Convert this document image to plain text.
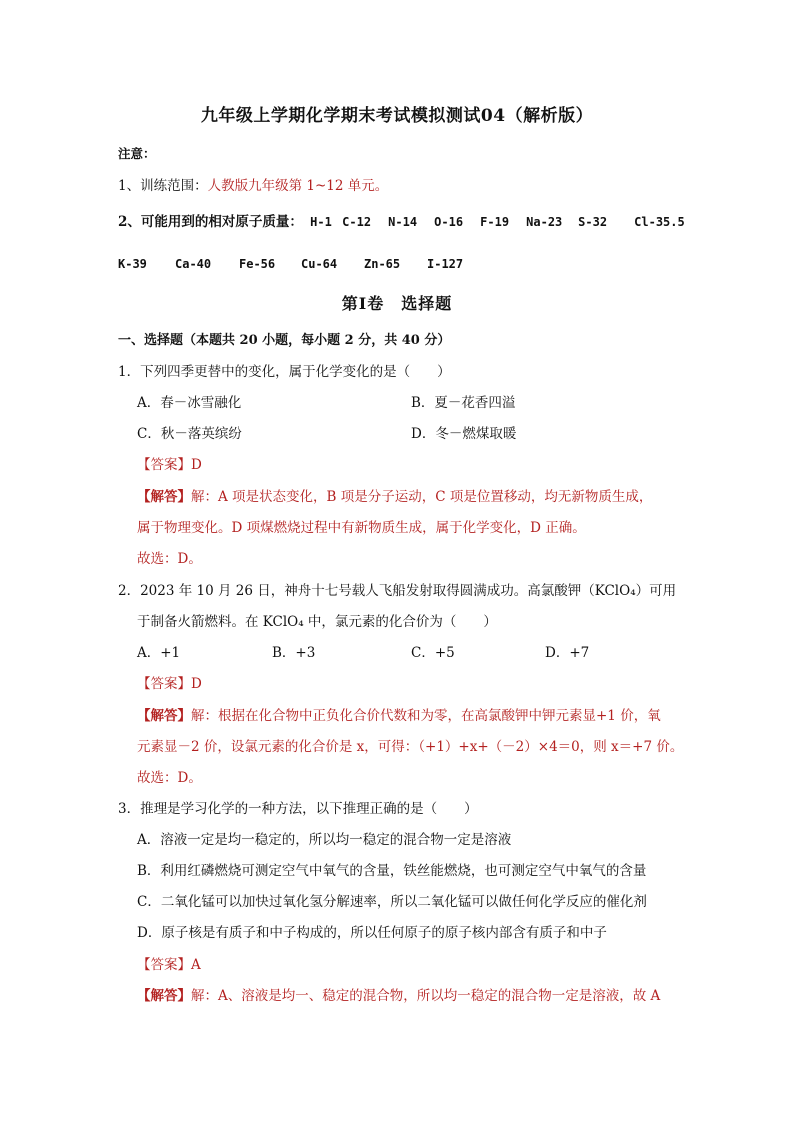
九年级上学期化学期末考试模拟测试04（解析版）
注意：
1、训练范围：人教版九年级第 1~12 单元。
2、可能用到的相对原子质量： H-1 C-12 N-14 O-16 F-19 Na-23 S-32 Cl-35.5
K-39 Ca-40 Fe-56 Cu-64 Zn-65 I-127
第Ⅰ卷　选择题
一、选择题（本题共 20 小题，每小题 2 分，共 40 分）
1．下列四季更替中的变化，属于化学变化的是（　　）
A．春－冰雪融化	B．夏－花香四溢
C．秋－落英缤纷	D．冬－燃煤取暖
【答案】D
【解答】解：A 项是状态变化，B 项是分子运动，C 项是位置移动，均无新物质生成，
属于物理变化。D 项煤燃烧过程中有新物质生成，属于化学变化，D 正确。
故选：D。
2．2023 年 10 月 26 日，神舟十七号载人飞船发射取得圆满成功。高氯酸钾（KClO₄）可用
于制备火箭燃料。在 KClO₄ 中，氯元素的化合价为（　　）
A．+1	B．+3	C．+5	D．+7
【答案】D
【解答】解：根据在化合物中正负化合价代数和为零，在高氯酸钾中钾元素显+1 价，氧
元素显－2 价，设氯元素的化合价是 x，可得：（+1）+x+（－2）×4＝0，则 x＝+7 价。
故选：D。
3．推理是学习化学的一种方法，以下推理正确的是（　　）
A．溶液一定是均一稳定的，所以均一稳定的混合物一定是溶液
B．利用红磷燃烧可测定空气中氧气的含量，铁丝能燃烧，也可测定空气中氧气的含量
C．二氧化锰可以加快过氧化氢分解速率，所以二氧化锰可以做任何化学反应的催化剂
D．原子核是有质子和中子构成的，所以任何原子的原子核内部含有质子和中子
【答案】A
【解答】解：A、溶液是均一、稳定的混合物，所以均一稳定的混合物一定是溶液，故 A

==========

To do:
All records above are to be printed exactly, minus the pictures they contain.

Full answer:
Convert this document image to plain text.
九年级上学期化学期末考试模拟测试04（解析版）
注意：
1、训练范围：人教版九年级第 1~12 单元。
2、可能用到的相对原子质量： H-1 C-12 N-14 O-16 F-19 Na-23 S-32 Cl-35.5
K-39 Ca-40 Fe-56 Cu-64 Zn-65 I-127
第Ⅰ卷　选择题
一、选择题（本题共 20 小题，每小题 2 分，共 40 分）
1．下列四季更替中的变化，属于化学变化的是（　　）
A．春－冰雪融化	B．夏－花香四溢
C．秋－落英缤纷	D．冬－燃煤取暖
【答案】D
【解答】解：A 项是状态变化，B 项是分子运动，C 项是位置移动，均无新物质生成，
属于物理变化。D 项煤燃烧过程中有新物质生成，属于化学变化，D 正确。
故选：D。
2．2023 年 10 月 26 日，神舟十七号载人飞船发射取得圆满成功。高氯酸钾（KClO₄）可用
于制备火箭燃料。在 KClO₄ 中，氯元素的化合价为（　　）
A．+1	B．+3	C．+5	D．+7
【答案】D
【解答】解：根据在化合物中正负化合价代数和为零，在高氯酸钾中钾元素显+1 价，氧
元素显－2 价，设氯元素的化合价是 x，可得：（+1）+x+（－2）×4＝0，则 x＝+7 价。
故选：D。
3．推理是学习化学的一种方法，以下推理正确的是（　　）
A．溶液一定是均一稳定的，所以均一稳定的混合物一定是溶液
B．利用红磷燃烧可测定空气中氧气的含量，铁丝能燃烧，也可测定空气中氧气的含量
C．二氧化锰可以加快过氧化氢分解速率，所以二氧化锰可以做任何化学反应的催化剂
D．原子核是有质子和中子构成的，所以任何原子的原子核内部含有质子和中子
【答案】A
【解答】解：A、溶液是均一、稳定的混合物，所以均一稳定的混合物一定是溶液，故 A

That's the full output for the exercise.